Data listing
___

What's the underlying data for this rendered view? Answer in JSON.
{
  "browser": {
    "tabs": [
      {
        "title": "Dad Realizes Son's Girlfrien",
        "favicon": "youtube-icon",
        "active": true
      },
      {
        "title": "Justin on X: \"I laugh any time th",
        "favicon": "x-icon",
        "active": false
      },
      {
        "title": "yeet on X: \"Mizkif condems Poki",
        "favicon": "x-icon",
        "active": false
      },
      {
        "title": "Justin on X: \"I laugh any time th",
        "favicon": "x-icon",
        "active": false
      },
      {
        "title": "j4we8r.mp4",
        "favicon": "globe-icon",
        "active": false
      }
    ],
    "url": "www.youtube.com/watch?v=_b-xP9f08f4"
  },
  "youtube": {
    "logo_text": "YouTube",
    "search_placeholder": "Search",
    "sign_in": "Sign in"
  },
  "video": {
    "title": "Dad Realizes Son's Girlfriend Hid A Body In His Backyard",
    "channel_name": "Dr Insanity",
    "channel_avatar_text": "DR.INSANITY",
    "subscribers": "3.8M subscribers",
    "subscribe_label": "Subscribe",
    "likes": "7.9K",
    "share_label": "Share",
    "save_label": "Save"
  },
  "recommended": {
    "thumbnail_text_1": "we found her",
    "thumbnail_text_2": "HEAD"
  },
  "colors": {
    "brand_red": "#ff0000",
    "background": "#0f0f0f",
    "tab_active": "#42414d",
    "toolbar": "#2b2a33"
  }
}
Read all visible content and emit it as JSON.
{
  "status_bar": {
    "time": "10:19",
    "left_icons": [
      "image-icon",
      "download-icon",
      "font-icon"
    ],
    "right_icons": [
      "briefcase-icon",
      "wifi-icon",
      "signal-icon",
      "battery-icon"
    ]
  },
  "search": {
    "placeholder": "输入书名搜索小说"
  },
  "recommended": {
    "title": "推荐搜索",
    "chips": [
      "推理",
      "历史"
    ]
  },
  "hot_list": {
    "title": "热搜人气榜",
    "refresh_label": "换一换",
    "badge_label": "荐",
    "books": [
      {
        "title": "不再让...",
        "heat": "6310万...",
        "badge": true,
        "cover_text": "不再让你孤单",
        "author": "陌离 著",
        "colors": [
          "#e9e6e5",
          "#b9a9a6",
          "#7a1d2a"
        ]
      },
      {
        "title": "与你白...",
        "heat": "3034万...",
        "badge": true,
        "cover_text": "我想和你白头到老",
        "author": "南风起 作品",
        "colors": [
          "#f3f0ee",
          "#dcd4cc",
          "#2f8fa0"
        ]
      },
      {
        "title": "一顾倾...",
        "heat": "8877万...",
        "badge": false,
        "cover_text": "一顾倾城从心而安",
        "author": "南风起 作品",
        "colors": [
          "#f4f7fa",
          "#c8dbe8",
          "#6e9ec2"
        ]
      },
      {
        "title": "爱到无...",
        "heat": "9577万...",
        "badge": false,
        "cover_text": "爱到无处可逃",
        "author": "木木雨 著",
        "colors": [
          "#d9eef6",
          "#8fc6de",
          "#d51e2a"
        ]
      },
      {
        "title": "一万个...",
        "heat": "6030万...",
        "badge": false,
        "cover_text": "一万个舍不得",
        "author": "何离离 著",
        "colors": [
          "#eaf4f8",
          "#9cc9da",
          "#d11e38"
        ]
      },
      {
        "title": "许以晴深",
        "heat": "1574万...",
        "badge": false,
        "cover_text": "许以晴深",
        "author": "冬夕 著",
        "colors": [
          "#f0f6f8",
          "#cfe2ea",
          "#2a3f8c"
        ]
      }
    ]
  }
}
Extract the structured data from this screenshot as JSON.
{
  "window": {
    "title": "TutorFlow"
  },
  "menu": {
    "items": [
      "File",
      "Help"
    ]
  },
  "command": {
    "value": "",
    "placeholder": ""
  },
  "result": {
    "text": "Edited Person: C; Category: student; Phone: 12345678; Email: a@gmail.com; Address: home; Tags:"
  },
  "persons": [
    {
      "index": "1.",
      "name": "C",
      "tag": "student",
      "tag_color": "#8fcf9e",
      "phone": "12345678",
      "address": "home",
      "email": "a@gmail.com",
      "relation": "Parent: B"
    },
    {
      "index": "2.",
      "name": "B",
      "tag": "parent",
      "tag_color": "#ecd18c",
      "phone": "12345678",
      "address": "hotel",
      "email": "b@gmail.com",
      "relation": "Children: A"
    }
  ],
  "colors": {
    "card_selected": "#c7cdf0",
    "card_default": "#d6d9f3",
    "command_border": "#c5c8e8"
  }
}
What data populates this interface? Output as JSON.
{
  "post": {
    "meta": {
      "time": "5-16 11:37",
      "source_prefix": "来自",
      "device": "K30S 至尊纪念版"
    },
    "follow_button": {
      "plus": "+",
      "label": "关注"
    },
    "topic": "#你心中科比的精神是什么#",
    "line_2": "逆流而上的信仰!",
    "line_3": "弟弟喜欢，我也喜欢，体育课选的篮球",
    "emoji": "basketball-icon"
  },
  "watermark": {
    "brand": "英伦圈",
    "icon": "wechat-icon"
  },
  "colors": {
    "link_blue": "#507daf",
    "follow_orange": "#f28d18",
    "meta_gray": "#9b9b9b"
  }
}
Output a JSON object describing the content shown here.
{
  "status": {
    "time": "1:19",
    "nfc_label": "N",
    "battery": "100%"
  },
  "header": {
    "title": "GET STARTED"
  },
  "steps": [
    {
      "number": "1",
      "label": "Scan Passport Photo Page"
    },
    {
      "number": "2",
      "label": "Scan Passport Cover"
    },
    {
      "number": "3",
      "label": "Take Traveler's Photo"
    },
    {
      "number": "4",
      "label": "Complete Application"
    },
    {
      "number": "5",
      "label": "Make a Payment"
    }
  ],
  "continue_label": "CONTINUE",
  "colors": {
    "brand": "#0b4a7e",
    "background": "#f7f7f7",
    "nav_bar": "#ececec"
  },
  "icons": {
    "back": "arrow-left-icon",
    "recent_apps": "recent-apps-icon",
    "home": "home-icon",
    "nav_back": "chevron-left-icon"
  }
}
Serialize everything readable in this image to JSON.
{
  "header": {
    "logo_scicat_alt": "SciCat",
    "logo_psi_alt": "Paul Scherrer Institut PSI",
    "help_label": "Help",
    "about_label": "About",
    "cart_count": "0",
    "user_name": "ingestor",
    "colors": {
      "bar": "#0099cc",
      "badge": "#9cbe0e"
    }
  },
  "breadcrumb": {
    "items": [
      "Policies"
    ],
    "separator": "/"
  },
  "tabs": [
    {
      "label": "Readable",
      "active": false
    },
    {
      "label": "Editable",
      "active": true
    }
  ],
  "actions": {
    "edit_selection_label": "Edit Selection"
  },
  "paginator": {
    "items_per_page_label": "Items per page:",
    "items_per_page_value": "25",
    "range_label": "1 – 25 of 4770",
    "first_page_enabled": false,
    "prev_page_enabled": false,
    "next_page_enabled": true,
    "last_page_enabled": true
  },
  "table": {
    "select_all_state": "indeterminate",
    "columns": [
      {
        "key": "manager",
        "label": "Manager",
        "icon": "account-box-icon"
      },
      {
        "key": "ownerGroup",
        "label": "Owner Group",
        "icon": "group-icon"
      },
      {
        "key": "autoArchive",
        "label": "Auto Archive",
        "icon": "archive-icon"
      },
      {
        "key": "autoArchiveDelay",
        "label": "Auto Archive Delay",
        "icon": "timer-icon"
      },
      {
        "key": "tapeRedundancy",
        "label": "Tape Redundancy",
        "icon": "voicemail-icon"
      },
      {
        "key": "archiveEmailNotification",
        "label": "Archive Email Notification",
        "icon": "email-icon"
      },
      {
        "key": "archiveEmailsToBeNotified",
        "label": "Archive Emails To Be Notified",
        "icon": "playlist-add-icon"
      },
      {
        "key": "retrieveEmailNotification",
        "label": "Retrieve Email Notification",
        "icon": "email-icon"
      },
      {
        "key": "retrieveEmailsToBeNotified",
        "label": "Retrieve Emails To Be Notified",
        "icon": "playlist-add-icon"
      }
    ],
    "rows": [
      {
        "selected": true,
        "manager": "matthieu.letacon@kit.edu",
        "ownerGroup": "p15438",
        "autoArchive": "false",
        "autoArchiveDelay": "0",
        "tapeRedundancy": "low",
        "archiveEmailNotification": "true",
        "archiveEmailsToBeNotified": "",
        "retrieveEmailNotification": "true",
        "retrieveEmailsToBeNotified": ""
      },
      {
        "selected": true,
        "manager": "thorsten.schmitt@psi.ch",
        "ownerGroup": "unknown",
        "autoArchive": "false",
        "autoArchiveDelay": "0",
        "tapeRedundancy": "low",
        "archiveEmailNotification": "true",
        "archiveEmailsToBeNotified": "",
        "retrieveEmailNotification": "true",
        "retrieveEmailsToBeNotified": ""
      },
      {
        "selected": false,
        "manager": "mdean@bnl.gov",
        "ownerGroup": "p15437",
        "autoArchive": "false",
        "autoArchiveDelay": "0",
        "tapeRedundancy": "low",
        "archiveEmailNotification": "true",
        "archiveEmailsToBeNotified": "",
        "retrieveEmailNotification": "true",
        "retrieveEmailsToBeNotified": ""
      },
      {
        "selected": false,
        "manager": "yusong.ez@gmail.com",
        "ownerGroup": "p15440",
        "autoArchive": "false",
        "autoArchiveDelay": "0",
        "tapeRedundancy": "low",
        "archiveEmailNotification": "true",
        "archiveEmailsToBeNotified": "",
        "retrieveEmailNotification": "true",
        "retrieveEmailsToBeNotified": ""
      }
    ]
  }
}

___

REQUIREMENTS: Extract each line holding the string "Scan".

THE REPLY:
      "label": "Scan Passport Photo Page"
      "label": "Scan Passport Cover"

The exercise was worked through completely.